/---

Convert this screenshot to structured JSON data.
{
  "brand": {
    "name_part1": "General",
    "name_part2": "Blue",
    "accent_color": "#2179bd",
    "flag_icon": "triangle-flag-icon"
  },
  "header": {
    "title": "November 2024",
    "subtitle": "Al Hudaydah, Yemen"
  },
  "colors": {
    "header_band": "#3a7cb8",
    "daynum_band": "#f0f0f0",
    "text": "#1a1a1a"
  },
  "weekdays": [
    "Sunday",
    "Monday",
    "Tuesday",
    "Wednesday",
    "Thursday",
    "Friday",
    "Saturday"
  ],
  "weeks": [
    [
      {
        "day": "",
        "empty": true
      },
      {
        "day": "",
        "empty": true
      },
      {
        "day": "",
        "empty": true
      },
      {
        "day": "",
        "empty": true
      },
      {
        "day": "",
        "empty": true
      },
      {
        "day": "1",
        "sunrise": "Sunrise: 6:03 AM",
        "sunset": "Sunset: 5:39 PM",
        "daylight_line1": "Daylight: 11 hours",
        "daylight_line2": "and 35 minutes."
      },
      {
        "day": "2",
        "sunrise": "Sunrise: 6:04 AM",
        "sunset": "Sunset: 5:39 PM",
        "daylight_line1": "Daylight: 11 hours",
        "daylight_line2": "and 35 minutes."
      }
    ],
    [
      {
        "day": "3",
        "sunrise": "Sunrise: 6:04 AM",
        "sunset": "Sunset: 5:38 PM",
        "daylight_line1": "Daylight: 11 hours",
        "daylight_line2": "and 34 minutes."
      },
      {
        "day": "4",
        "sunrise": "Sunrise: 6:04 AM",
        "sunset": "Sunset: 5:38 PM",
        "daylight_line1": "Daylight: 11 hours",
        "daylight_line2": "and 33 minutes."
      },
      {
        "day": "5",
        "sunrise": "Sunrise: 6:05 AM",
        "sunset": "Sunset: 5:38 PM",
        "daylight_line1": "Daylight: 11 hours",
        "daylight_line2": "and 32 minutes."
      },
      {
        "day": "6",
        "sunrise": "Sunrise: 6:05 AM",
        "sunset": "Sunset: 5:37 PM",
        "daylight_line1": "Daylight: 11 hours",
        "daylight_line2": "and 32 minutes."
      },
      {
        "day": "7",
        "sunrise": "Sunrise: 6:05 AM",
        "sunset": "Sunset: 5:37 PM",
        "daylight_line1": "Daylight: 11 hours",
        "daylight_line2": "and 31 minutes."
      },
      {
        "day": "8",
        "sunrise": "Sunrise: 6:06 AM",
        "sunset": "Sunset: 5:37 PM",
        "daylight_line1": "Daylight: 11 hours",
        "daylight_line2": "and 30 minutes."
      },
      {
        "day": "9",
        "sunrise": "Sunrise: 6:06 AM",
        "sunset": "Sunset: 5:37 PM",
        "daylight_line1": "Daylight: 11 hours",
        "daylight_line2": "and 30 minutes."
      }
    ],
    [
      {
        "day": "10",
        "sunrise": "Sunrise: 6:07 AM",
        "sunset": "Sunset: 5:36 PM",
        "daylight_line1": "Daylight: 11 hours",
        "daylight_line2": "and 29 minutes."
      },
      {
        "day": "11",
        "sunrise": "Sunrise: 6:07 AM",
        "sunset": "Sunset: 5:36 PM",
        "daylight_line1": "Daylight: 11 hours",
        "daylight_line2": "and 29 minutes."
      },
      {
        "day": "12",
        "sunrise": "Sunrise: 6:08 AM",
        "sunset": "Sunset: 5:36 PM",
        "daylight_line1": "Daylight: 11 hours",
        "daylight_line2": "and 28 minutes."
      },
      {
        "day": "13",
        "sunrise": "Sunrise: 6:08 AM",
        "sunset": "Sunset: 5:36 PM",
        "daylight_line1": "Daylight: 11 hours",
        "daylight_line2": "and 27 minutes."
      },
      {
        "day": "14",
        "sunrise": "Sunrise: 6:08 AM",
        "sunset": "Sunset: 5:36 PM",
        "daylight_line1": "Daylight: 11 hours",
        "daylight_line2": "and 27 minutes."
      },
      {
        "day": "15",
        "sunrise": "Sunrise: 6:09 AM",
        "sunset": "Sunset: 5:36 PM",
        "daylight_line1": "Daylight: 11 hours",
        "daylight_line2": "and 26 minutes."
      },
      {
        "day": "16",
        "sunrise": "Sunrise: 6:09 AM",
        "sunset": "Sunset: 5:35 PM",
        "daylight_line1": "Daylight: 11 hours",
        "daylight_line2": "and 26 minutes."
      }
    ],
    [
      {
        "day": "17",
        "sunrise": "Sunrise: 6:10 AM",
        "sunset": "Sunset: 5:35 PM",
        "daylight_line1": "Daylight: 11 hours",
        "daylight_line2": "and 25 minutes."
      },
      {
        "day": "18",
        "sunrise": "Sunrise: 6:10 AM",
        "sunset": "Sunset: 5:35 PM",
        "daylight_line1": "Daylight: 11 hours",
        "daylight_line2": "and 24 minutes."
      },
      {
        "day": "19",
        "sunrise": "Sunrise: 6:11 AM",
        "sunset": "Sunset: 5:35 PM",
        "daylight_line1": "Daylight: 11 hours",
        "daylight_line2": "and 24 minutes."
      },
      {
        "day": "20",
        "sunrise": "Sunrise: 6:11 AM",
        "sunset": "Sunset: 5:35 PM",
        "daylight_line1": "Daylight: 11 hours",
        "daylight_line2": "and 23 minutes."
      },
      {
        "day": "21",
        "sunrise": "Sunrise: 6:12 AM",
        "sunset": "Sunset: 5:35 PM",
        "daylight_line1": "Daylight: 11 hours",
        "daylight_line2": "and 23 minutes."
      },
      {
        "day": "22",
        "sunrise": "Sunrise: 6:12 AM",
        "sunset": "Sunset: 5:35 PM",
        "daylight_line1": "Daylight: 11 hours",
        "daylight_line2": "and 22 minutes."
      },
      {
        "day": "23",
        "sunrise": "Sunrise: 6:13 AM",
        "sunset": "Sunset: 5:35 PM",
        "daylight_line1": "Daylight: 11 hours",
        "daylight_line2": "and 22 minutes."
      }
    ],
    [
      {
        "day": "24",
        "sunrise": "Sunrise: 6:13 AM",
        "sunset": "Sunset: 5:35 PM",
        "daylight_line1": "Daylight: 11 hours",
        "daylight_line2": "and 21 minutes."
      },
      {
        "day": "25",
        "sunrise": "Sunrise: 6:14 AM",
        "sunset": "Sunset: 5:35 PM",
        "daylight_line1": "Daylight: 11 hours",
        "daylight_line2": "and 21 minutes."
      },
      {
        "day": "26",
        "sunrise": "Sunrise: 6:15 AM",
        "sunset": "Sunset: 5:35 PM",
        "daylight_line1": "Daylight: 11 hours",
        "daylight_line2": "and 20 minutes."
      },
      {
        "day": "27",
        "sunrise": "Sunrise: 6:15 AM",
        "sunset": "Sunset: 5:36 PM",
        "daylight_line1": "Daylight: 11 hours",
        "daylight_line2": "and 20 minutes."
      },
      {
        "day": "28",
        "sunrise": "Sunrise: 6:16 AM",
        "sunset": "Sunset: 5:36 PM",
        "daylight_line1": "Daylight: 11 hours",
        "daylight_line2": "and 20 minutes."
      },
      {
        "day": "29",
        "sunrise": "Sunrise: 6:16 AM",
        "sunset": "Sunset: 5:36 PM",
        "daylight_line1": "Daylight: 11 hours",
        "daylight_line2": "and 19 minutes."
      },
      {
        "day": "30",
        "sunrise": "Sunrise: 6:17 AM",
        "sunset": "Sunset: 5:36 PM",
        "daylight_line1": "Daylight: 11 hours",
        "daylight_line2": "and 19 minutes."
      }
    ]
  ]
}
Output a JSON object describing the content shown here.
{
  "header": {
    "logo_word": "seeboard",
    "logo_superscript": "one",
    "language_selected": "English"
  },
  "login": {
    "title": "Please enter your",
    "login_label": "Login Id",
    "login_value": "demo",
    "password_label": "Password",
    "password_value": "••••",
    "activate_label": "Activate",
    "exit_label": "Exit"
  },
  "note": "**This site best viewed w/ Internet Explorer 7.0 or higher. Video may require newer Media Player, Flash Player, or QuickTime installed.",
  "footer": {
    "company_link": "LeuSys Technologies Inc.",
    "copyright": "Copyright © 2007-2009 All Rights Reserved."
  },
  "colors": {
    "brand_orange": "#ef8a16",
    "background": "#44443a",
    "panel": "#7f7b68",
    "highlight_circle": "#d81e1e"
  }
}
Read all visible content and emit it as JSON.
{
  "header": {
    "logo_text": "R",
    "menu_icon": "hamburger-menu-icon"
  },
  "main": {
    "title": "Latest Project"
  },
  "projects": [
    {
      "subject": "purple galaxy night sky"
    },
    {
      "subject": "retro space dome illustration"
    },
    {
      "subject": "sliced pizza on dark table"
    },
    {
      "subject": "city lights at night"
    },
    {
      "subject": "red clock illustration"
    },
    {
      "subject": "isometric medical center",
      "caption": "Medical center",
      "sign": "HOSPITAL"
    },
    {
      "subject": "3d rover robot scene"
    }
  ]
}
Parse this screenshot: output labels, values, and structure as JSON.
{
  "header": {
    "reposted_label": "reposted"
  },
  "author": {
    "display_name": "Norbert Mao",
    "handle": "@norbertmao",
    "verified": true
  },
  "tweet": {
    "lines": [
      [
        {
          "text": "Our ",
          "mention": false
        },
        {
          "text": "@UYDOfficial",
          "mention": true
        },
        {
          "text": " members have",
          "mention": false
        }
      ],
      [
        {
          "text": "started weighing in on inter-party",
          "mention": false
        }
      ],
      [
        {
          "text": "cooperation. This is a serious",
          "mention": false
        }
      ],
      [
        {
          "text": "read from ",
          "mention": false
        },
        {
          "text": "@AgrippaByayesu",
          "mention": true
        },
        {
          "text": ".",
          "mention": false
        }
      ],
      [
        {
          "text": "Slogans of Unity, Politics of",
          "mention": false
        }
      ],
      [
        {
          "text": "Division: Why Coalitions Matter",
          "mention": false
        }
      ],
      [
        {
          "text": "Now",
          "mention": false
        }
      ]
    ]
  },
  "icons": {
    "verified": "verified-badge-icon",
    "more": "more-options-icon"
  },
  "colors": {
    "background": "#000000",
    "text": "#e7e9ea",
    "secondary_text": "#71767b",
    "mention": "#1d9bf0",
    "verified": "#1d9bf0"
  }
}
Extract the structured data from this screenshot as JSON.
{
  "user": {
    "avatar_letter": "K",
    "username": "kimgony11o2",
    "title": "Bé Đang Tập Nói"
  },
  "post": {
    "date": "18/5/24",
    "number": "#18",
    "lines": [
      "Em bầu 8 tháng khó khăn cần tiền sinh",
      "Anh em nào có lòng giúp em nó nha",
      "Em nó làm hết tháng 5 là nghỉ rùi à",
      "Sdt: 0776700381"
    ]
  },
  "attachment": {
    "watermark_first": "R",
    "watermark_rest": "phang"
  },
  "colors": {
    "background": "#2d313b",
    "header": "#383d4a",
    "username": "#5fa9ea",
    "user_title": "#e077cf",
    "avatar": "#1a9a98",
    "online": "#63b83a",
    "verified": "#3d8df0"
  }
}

\---

Exercise description: List all lines in the material containing the string "from".

Solution:
          "text": "read from ",
Extract the structured data from this screenshot as JSON.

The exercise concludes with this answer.